## Start

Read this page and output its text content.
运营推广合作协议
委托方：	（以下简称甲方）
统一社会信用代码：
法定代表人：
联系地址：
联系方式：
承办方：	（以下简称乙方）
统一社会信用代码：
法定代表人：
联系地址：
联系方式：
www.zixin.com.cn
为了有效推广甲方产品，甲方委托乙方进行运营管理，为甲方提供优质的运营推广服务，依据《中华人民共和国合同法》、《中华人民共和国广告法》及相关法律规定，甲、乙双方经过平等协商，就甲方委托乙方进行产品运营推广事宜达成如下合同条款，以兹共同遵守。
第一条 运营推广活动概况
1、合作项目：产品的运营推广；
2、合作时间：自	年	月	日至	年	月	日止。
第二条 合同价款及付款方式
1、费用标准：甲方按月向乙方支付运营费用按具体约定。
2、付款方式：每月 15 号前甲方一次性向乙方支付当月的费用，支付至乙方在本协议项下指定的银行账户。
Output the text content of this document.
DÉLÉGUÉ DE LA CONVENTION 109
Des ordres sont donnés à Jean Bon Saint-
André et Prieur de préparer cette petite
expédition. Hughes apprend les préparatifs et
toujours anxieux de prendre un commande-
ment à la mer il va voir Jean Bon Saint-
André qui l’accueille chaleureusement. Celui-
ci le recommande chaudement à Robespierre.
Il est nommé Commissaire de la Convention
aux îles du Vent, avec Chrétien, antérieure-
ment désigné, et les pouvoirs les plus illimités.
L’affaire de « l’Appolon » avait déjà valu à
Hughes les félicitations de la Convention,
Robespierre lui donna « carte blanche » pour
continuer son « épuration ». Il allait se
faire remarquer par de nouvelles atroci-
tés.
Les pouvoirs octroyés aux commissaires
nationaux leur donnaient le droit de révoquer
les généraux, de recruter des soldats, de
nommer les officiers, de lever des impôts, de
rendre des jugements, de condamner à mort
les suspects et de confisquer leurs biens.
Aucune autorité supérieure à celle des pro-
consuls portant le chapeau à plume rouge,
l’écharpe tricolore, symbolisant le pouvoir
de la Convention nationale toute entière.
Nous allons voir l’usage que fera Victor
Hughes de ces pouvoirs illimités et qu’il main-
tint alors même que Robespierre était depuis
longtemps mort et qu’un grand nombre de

## End

Make an exact copy of the listing, including every line.

## [RESULT OF THE TASK]
Read this page and output its text content.
运营推广合作协议
委托方：	（以下简称甲方）
统一社会信用代码：
法定代表人：
联系地址：
联系方式：
承办方：	（以下简称乙方）
统一社会信用代码：
法定代表人：
联系地址：
联系方式：
www.zixin.com.cn
为了有效推广甲方产品，甲方委托乙方进行运营管理，为甲方提供优质的运营推广服务，依据《中华人民共和国合同法》、《中华人民共和国广告法》及相关法律规定，甲、乙双方经过平等协商，就甲方委托乙方进行产品运营推广事宜达成如下合同条款，以兹共同遵守。
第一条 运营推广活动概况
1、合作项目：产品的运营推广；
2、合作时间：自	年	月	日至	年	月	日止。
第二条 合同价款及付款方式
1、费用标准：甲方按月向乙方支付运营费用按具体约定。
2、付款方式：每月 15 号前甲方一次性向乙方支付当月的费用，支付至乙方在本协议项下指定的银行账户。
Output the text content of this document.
DÉLÉGUÉ DE LA CONVENTION 109
Des ordres sont donnés à Jean Bon Saint-
André et Prieur de préparer cette petite
expédition. Hughes apprend les préparatifs et
toujours anxieux de prendre un commande-
ment à la mer il va voir Jean Bon Saint-
André qui l’accueille chaleureusement. Celui-
ci le recommande chaudement à Robespierre.
Il est nommé Commissaire de la Convention
aux îles du Vent, avec Chrétien, antérieure-
ment désigné, et les pouvoirs les plus illimités.
L’affaire de « l’Appolon » avait déjà valu à
Hughes les félicitations de la Convention,
Robespierre lui donna « carte blanche » pour
continuer son « épuration ». Il allait se
faire remarquer par de nouvelles atroci-
tés.
Les pouvoirs octroyés aux commissaires
nationaux leur donnaient le droit de révoquer
les généraux, de recruter des soldats, de
nommer les officiers, de lever des impôts, de
rendre des jugements, de condamner à mort
les suspects et de confisquer leurs biens.
Aucune autorité supérieure à celle des pro-
consuls portant le chapeau à plume rouge,
l’écharpe tricolore, symbolisant le pouvoir
de la Convention nationale toute entière.
Nous allons voir l’usage que fera Victor
Hughes de ces pouvoirs illimités et qu’il main-
tint alors même que Robespierre était depuis
longtemps mort et qu’un grand nombre de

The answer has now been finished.